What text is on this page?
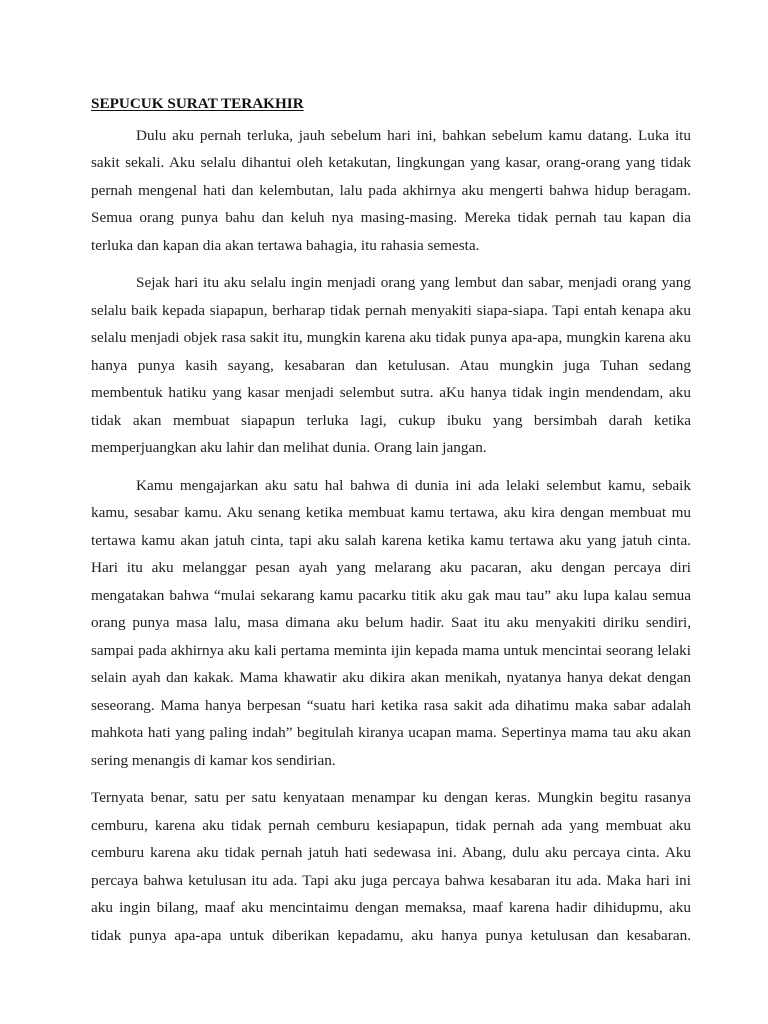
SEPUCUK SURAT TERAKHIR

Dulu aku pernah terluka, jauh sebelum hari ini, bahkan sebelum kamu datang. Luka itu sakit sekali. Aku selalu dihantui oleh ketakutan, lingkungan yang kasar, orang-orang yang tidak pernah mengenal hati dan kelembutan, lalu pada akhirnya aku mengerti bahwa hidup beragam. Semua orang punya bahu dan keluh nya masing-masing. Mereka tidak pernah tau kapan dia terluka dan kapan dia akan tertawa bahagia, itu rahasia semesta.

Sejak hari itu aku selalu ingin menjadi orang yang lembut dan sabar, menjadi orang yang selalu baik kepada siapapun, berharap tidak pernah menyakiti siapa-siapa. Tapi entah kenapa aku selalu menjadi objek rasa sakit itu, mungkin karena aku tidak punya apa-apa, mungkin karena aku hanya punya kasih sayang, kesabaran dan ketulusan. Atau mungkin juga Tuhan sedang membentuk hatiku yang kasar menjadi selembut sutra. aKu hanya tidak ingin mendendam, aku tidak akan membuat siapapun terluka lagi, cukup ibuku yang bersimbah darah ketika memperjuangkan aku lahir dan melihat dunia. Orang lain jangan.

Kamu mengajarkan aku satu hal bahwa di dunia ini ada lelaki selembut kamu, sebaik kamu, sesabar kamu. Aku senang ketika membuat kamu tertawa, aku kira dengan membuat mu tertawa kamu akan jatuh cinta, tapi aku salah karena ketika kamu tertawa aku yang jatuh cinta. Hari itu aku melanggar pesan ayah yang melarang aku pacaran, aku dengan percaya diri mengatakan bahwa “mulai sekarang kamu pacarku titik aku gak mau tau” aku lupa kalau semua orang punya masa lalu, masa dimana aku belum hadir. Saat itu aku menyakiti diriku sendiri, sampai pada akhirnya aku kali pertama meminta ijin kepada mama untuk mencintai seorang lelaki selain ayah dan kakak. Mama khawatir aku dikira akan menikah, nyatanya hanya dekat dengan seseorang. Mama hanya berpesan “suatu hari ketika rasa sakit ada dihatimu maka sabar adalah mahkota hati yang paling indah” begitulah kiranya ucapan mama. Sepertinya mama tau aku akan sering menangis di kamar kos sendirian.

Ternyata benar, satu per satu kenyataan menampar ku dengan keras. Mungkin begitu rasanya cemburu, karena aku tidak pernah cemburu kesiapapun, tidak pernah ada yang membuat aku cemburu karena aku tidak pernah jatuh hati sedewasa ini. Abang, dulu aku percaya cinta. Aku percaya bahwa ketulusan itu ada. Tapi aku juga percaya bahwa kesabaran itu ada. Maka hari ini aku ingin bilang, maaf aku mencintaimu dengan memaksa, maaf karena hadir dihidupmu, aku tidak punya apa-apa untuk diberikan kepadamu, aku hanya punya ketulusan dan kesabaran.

## Directions for this task
Word for word, quote the lines above. Omit the pictures.

## Response below
What text is on this page?
SEPUCUK SURAT TERAKHIR

Dulu aku pernah terluka, jauh sebelum hari ini, bahkan sebelum kamu datang. Luka itu sakit sekali. Aku selalu dihantui oleh ketakutan, lingkungan yang kasar, orang-orang yang tidak pernah mengenal hati dan kelembutan, lalu pada akhirnya aku mengerti bahwa hidup beragam. Semua orang punya bahu dan keluh nya masing-masing. Mereka tidak pernah tau kapan dia terluka dan kapan dia akan tertawa bahagia, itu rahasia semesta.

Sejak hari itu aku selalu ingin menjadi orang yang lembut dan sabar, menjadi orang yang selalu baik kepada siapapun, berharap tidak pernah menyakiti siapa-siapa. Tapi entah kenapa aku selalu menjadi objek rasa sakit itu, mungkin karena aku tidak punya apa-apa, mungkin karena aku hanya punya kasih sayang, kesabaran dan ketulusan. Atau mungkin juga Tuhan sedang membentuk hatiku yang kasar menjadi selembut sutra. aKu hanya tidak ingin mendendam, aku tidak akan membuat siapapun terluka lagi, cukup ibuku yang bersimbah darah ketika memperjuangkan aku lahir dan melihat dunia. Orang lain jangan.

Kamu mengajarkan aku satu hal bahwa di dunia ini ada lelaki selembut kamu, sebaik kamu, sesabar kamu. Aku senang ketika membuat kamu tertawa, aku kira dengan membuat mu tertawa kamu akan jatuh cinta, tapi aku salah karena ketika kamu tertawa aku yang jatuh cinta. Hari itu aku melanggar pesan ayah yang melarang aku pacaran, aku dengan percaya diri mengatakan bahwa “mulai sekarang kamu pacarku titik aku gak mau tau” aku lupa kalau semua orang punya masa lalu, masa dimana aku belum hadir. Saat itu aku menyakiti diriku sendiri, sampai pada akhirnya aku kali pertama meminta ijin kepada mama untuk mencintai seorang lelaki selain ayah dan kakak. Mama khawatir aku dikira akan menikah, nyatanya hanya dekat dengan seseorang. Mama hanya berpesan “suatu hari ketika rasa sakit ada dihatimu maka sabar adalah mahkota hati yang paling indah” begitulah kiranya ucapan mama. Sepertinya mama tau aku akan sering menangis di kamar kos sendirian.

Ternyata benar, satu per satu kenyataan menampar ku dengan keras. Mungkin begitu rasanya cemburu, karena aku tidak pernah cemburu kesiapapun, tidak pernah ada yang membuat aku cemburu karena aku tidak pernah jatuh hati sedewasa ini. Abang, dulu aku percaya cinta. Aku percaya bahwa ketulusan itu ada. Tapi aku juga percaya bahwa kesabaran itu ada. Maka hari ini aku ingin bilang, maaf aku mencintaimu dengan memaksa, maaf karena hadir dihidupmu, aku tidak punya apa-apa untuk diberikan kepadamu, aku hanya punya ketulusan dan kesabaran.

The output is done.